══ Materials provided

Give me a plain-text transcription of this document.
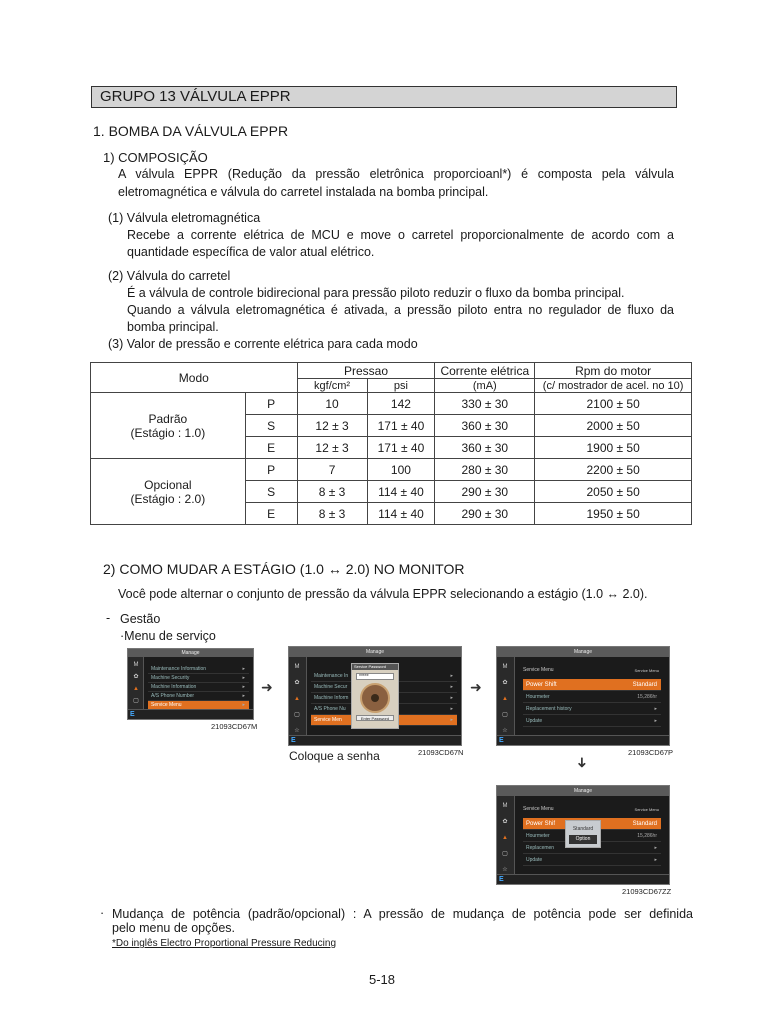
GRUPO 13 VÁLVULA EPPR
1. BOMBA DA VÁLVULA EPPR
1) COMPOSIÇÃO
A válvula EPPR (Redução da pressão eletrônica proporcioanl*) é composta pela válvula
eletromagnética e válvula do carretel instalada na bomba principal.
(1) Válvula eletromagnética
Recebe a corrente elétrica de MCU e move o carretel proporcionalmente de acordo com a
quantidade específica de valor atual elétrico.
(2) Válvula do carretel
É a válvula de controle bidirecional para pressão piloto reduzir o fluxo da bomba principal.
Quando a válvula eletromagnética é ativada, a pressão piloto entra no regulador de fluxo da
bomba principal.
(3) Valor de pressão e corrente elétrica para cada modo
Modo		Pressao		Corrente elétrica	Rpm do motor
		kgf/cm²	psi	(mA)	(c/ mostrador de acel. no 10)

Padrão
(Estágio : 1.0)	P	10	142	330 ± 30	2100 ± 50
	S	12 ± 3	171 ± 40	360 ± 30	2000 ± 50
	E	12 ± 3	171 ± 40	360 ± 30	1900 ± 50

Opcional
(Estágio : 2.0)	P	7	100	280 ± 30	2200 ± 50
	S	8 ± 3	114 ± 40	290 ± 30	2050 ± 50
	E	8 ± 3	114 ± 40	290 ± 30	1950 ± 50
2) COMO MUDAR A ESTÁGIO (1.0 ↔ 2.0) NO MONITOR
Você pode alternar o conjunto de pressão da válvula EPPR selecionando a estágio (1.0 ↔ 2.0).
- Gestão
·Menu de serviço
Manage
M
✿
▲
▢
Maintenance Information	▸
Machine Security	▸
Machine Information	▸
A/S Phone Number	▸
Service Menu	▸
E
21093CD67M
➜
Manage
M
✿
▲
▢
☆
Maintenance In	▸
Machine Secur	▸
Machine Inform	▸
A/S Phone Nu	▸
Service Men	▸
Service Password
*****
Enter Password
E
Coloque a senha	21093CD67N
➜
Manage
M
✿
▲
▢
☆
Service Menu	Service Menu
Power Shift	Standard
Hourmeter	15,286hr
Replacement history	▸
Update	▸
E
21093CD67P
➜
Manage
M
✿
▲
▢
☆
Service Menu	Service Menu
Power Shif	Standard
Hourmeter	15,286hr
Replacemen	▸
Update	▸
Standard
Option
E
21093CD67ZZ
· Mudança de potência (padrão/opcional) : A pressão de mudança de potência pode ser definida
pelo menu de opções.
*Do inglês Electro Proportional Pressure Reducing
5-18
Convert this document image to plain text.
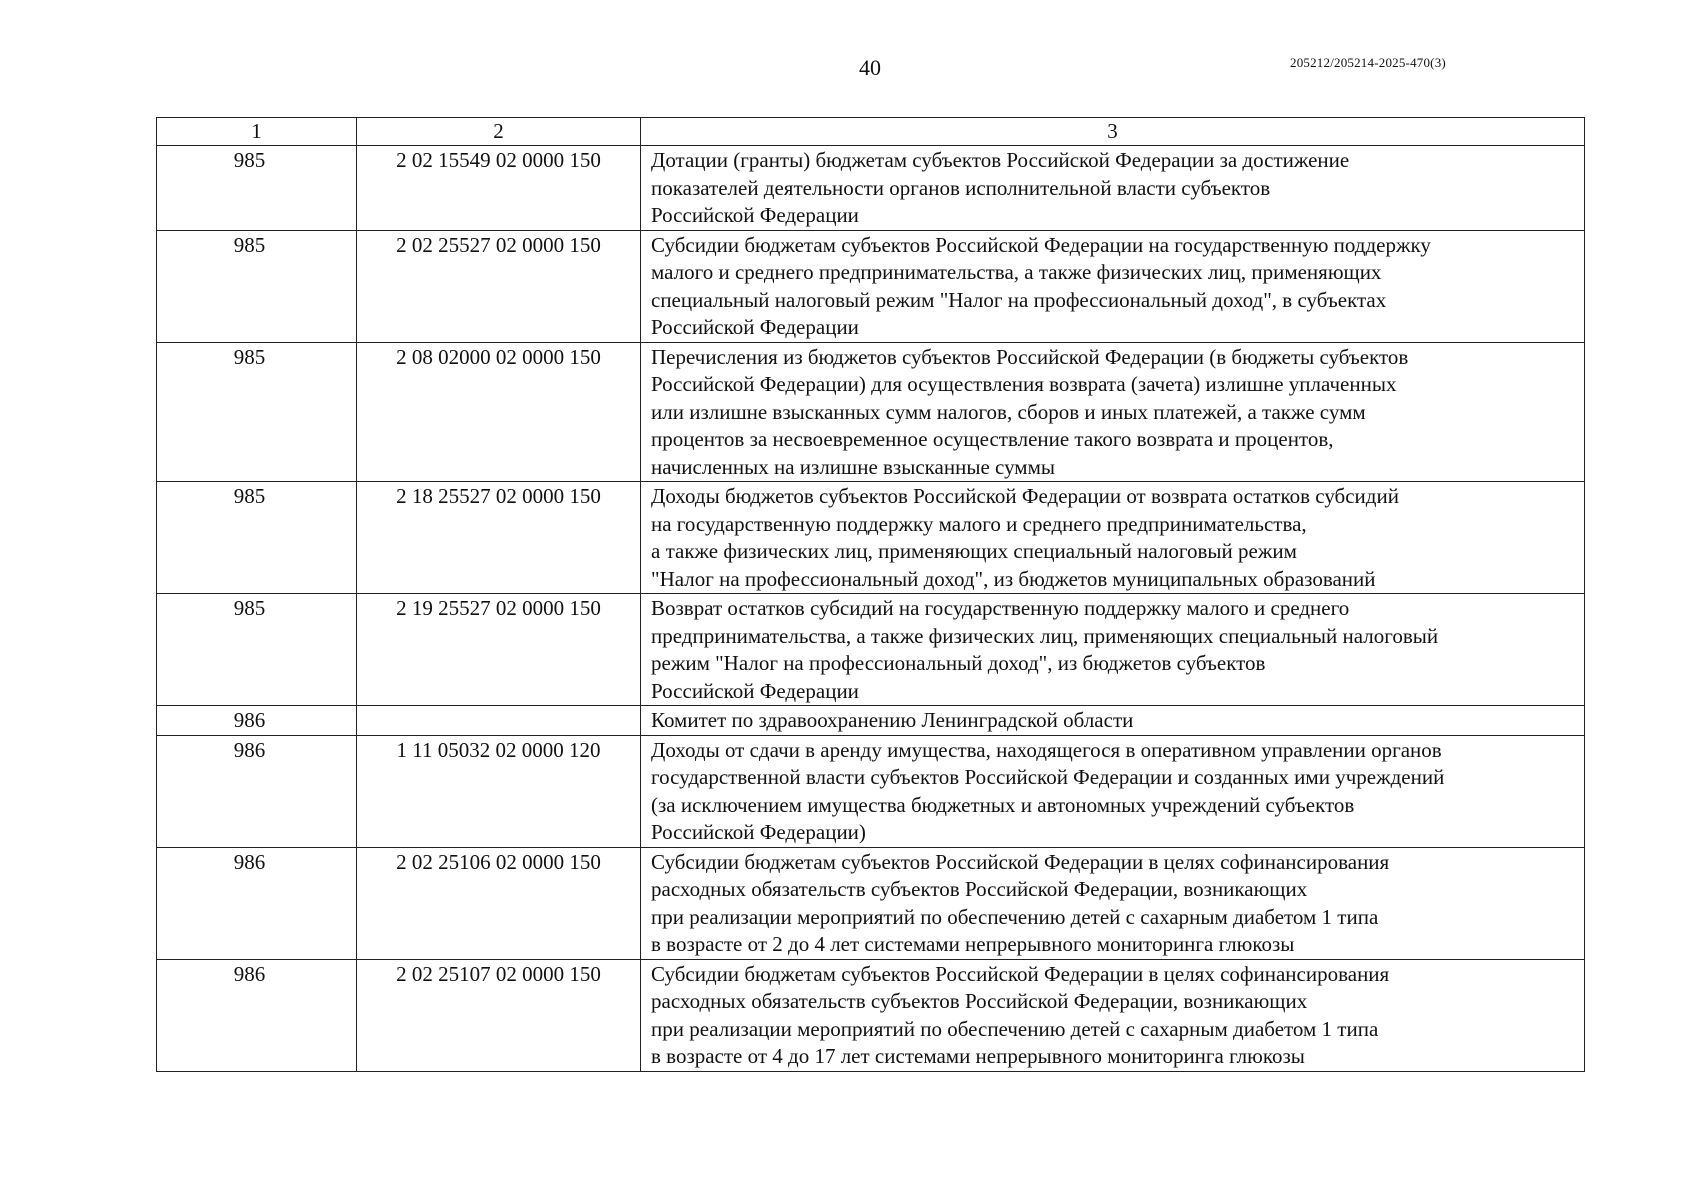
40	205212/205214-2025-470(3)
1	2	3
985	2 02 15549 02 0000 150	Дотации (гранты) бюджетам субъектов Российской Федерации за достижение
показателей деятельности органов исполнительной власти субъектов
Российской Федерации

985	2 02 25527 02 0000 150	Субсидии бюджетам субъектов Российской Федерации на государственную поддержку
малого и среднего предпринимательства, а также физических лиц, применяющих
специальный налоговый режим "Налог на профессиональный доход", в субъектах
Российской Федерации

985	2 08 02000 02 0000 150	Перечисления из бюджетов субъектов Российской Федерации (в бюджеты субъектов
Российской Федерации) для осуществления возврата (зачета) излишне уплаченных
или излишне взысканных сумм налогов, сборов и иных платежей, а также сумм
процентов за несвоевременное осуществление такого возврата и процентов,
начисленных на излишне взысканные суммы

985	2 18 25527 02 0000 150	Доходы бюджетов субъектов Российской Федерации от возврата остатков субсидий
на государственную поддержку малого и среднего предпринимательства,
а также физических лиц, применяющих специальный налоговый режим
"Налог на профессиональный доход", из бюджетов муниципальных образований

985	2 19 25527 02 0000 150	Возврат остатков субсидий на государственную поддержку малого и среднего
предпринимательства, а также физических лиц, применяющих специальный налоговый
режим "Налог на профессиональный доход", из бюджетов субъектов
Российской Федерации

986		Комитет по здравоохранению Ленинградской области

986	1 11 05032 02 0000 120	Доходы от сдачи в аренду имущества, находящегося в оперативном управлении органов
государственной власти субъектов Российской Федерации и созданных ими учреждений
(за исключением имущества бюджетных и автономных учреждений субъектов
Российской Федерации)

986	2 02 25106 02 0000 150	Субсидии бюджетам субъектов Российской Федерации в целях софинансирования
расходных обязательств субъектов Российской Федерации, возникающих
при реализации мероприятий по обеспечению детей с сахарным диабетом 1 типа
в возрасте от 2 до 4 лет системами непрерывного мониторинга глюкозы

986	2 02 25107 02 0000 150	Субсидии бюджетам субъектов Российской Федерации в целях софинансирования
расходных обязательств субъектов Российской Федерации, возникающих
при реализации мероприятий по обеспечению детей с сахарным диабетом 1 типа
в возрасте от 4 до 17 лет системами непрерывного мониторинга глюкозы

════

What is needed:
Set down all the data again exactly as above, pictures excluded.

The response:
Give me a plain-text transcription of this document.
GRUPO 13 VÁLVULA EPPR
1. BOMBA DA VÁLVULA EPPR
1) COMPOSIÇÃO
A válvula EPPR (Redução da pressão eletrônica proporcioanl*) é composta pela válvula
eletromagnética e válvula do carretel instalada na bomba principal.
(1) Válvula eletromagnética
Recebe a corrente elétrica de MCU e move o carretel proporcionalmente de acordo com a
quantidade específica de valor atual elétrico.
(2) Válvula do carretel
É a válvula de controle bidirecional para pressão piloto reduzir o fluxo da bomba principal.
Quando a válvula eletromagnética é ativada, a pressão piloto entra no regulador de fluxo da
bomba principal.
(3) Valor de pressão e corrente elétrica para cada modo
Modo		Pressao		Corrente elétrica	Rpm do motor
		kgf/cm²	psi	(mA)	(c/ mostrador de acel. no 10)

Padrão
(Estágio : 1.0)	P	10	142	330 ± 30	2100 ± 50
	S	12 ± 3	171 ± 40	360 ± 30	2000 ± 50
	E	12 ± 3	171 ± 40	360 ± 30	1900 ± 50

Opcional
(Estágio : 2.0)	P	7	100	280 ± 30	2200 ± 50
	S	8 ± 3	114 ± 40	290 ± 30	2050 ± 50
	E	8 ± 3	114 ± 40	290 ± 30	1950 ± 50
2) COMO MUDAR A ESTÁGIO (1.0 ↔ 2.0) NO MONITOR
Você pode alternar o conjunto de pressão da válvula EPPR selecionando a estágio (1.0 ↔ 2.0).
- Gestão
·Menu de serviço
Manage
M
✿
▲
▢
Maintenance Information	▸
Machine Security	▸
Machine Information	▸
A/S Phone Number	▸
Service Menu	▸
E
21093CD67M
➜
Manage
M
✿
▲
▢
☆
Maintenance In	▸
Machine Secur	▸
Machine Inform	▸
A/S Phone Nu	▸
Service Men	▸
Service Password
*****
Enter Password
E
Coloque a senha	21093CD67N
➜
Manage
M
✿
▲
▢
☆
Service Menu	Service Menu
Power Shift	Standard
Hourmeter	15,286hr
Replacement history	▸
Update	▸
E
21093CD67P
➜
Manage
M
✿
▲
▢
☆
Service Menu	Service Menu
Power Shif	Standard
Hourmeter	15,286hr
Replacemen	▸
Update	▸
Standard
Option
E
21093CD67ZZ
· Mudança de potência (padrão/opcional) : A pressão de mudança de potência pode ser definida
pelo menu de opções.
*Do inglês Electro Proportional Pressure Reducing
5-18
Convert this document image to plain text.
40	205212/205214-2025-470(3)
1	2	3
985	2 02 15549 02 0000 150	Дотации (гранты) бюджетам субъектов Российской Федерации за достижение
показателей деятельности органов исполнительной власти субъектов
Российской Федерации

985	2 02 25527 02 0000 150	Субсидии бюджетам субъектов Российской Федерации на государственную поддержку
малого и среднего предпринимательства, а также физических лиц, применяющих
специальный налоговый режим "Налог на профессиональный доход", в субъектах
Российской Федерации

985	2 08 02000 02 0000 150	Перечисления из бюджетов субъектов Российской Федерации (в бюджеты субъектов
Российской Федерации) для осуществления возврата (зачета) излишне уплаченных
или излишне взысканных сумм налогов, сборов и иных платежей, а также сумм
процентов за несвоевременное осуществление такого возврата и процентов,
начисленных на излишне взысканные суммы

985	2 18 25527 02 0000 150	Доходы бюджетов субъектов Российской Федерации от возврата остатков субсидий
на государственную поддержку малого и среднего предпринимательства,
а также физических лиц, применяющих специальный налоговый режим
"Налог на профессиональный доход", из бюджетов муниципальных образований

985	2 19 25527 02 0000 150	Возврат остатков субсидий на государственную поддержку малого и среднего
предпринимательства, а также физических лиц, применяющих специальный налоговый
режим "Налог на профессиональный доход", из бюджетов субъектов
Российской Федерации

986		Комитет по здравоохранению Ленинградской области

986	1 11 05032 02 0000 120	Доходы от сдачи в аренду имущества, находящегося в оперативном управлении органов
государственной власти субъектов Российской Федерации и созданных ими учреждений
(за исключением имущества бюджетных и автономных учреждений субъектов
Российской Федерации)

986	2 02 25106 02 0000 150	Субсидии бюджетам субъектов Российской Федерации в целях софинансирования
расходных обязательств субъектов Российской Федерации, возникающих
при реализации мероприятий по обеспечению детей с сахарным диабетом 1 типа
в возрасте от 2 до 4 лет системами непрерывного мониторинга глюкозы

986	2 02 25107 02 0000 150	Субсидии бюджетам субъектов Российской Федерации в целях софинансирования
расходных обязательств субъектов Российской Федерации, возникающих
при реализации мероприятий по обеспечению детей с сахарным диабетом 1 типа
в возрасте от 4 до 17 лет системами непрерывного мониторинга глюкозы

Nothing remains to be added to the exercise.